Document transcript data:
────

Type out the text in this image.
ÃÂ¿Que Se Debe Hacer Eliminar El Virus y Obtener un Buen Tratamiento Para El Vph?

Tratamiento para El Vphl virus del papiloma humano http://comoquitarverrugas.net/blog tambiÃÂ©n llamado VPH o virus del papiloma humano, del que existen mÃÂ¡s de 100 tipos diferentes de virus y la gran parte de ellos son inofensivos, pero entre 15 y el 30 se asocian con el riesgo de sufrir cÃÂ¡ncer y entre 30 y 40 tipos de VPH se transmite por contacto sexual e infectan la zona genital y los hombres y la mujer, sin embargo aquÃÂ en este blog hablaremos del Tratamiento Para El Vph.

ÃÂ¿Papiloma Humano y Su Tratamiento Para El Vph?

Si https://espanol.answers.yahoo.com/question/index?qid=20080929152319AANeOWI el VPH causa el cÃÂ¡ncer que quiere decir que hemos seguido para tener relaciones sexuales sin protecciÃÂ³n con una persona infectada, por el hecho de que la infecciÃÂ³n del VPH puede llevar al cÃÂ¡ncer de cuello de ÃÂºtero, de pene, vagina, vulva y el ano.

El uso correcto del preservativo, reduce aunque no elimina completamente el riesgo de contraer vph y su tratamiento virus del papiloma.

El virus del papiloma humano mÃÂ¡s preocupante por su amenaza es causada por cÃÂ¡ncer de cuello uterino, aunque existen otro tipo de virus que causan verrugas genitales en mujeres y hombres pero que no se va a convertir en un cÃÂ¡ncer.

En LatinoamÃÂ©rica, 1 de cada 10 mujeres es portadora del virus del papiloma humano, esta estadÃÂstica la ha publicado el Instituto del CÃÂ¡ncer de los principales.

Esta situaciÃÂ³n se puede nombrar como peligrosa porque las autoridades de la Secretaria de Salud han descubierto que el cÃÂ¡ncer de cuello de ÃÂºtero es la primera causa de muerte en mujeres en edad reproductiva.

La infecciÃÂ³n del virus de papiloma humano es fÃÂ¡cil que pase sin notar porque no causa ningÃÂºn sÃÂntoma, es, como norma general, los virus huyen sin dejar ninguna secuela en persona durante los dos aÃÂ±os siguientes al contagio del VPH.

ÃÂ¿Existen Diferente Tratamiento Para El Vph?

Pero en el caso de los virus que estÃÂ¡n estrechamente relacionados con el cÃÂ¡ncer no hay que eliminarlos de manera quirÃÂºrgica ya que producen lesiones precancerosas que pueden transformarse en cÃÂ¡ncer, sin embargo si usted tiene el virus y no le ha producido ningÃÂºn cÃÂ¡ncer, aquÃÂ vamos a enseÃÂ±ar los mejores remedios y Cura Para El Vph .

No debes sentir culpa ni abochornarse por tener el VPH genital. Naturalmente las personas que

────

• [PROMPT] What is needed here is an exact transcription of the records above.

• [RESULT]
Type out the text in this image.
ÃÂ¿Que Se Debe Hacer Eliminar El Virus y Obtener un Buen Tratamiento Para El Vph?

Tratamiento para El Vphl virus del papiloma humano http://comoquitarverrugas.net/blog tambiÃÂ©n llamado VPH o virus del papiloma humano, del que existen mÃÂ¡s de 100 tipos diferentes de virus y la gran parte de ellos son inofensivos, pero entre 15 y el 30 se asocian con el riesgo de sufrir cÃÂ¡ncer y entre 30 y 40 tipos de VPH se transmite por contacto sexual e infectan la zona genital y los hombres y la mujer, sin embargo aquÃÂ en este blog hablaremos del Tratamiento Para El Vph.

ÃÂ¿Papiloma Humano y Su Tratamiento Para El Vph?

Si https://espanol.answers.yahoo.com/question/index?qid=20080929152319AANeOWI el VPH causa el cÃÂ¡ncer que quiere decir que hemos seguido para tener relaciones sexuales sin protecciÃÂ³n con una persona infectada, por el hecho de que la infecciÃÂ³n del VPH puede llevar al cÃÂ¡ncer de cuello de ÃÂºtero, de pene, vagina, vulva y el ano.

El uso correcto del preservativo, reduce aunque no elimina completamente el riesgo de contraer vph y su tratamiento virus del papiloma.

El virus del papiloma humano mÃÂ¡s preocupante por su amenaza es causada por cÃÂ¡ncer de cuello uterino, aunque existen otro tipo de virus que causan verrugas genitales en mujeres y hombres pero que no se va a convertir en un cÃÂ¡ncer.

En LatinoamÃÂ©rica, 1 de cada 10 mujeres es portadora del virus del papiloma humano, esta estadÃÂstica la ha publicado el Instituto del CÃÂ¡ncer de los principales.

Esta situaciÃÂ³n se puede nombrar como peligrosa porque las autoridades de la Secretaria de Salud han descubierto que el cÃÂ¡ncer de cuello de ÃÂºtero es la primera causa de muerte en mujeres en edad reproductiva.

La infecciÃÂ³n del virus de papiloma humano es fÃÂ¡cil que pase sin notar porque no causa ningÃÂºn sÃÂntoma, es, como norma general, los virus huyen sin dejar ninguna secuela en persona durante los dos aÃÂ±os siguientes al contagio del VPH.

ÃÂ¿Existen Diferente Tratamiento Para El Vph?

Pero en el caso de los virus que estÃÂ¡n estrechamente relacionados con el cÃÂ¡ncer no hay que eliminarlos de manera quirÃÂºrgica ya que producen lesiones precancerosas que pueden transformarse en cÃÂ¡ncer, sin embargo si usted tiene el virus y no le ha producido ningÃÂºn cÃÂ¡ncer, aquÃÂ vamos a enseÃÂ±ar los mejores remedios y Cura Para El Vph .

No debes sentir culpa ni abochornarse por tener el VPH genital. Naturalmente las personas que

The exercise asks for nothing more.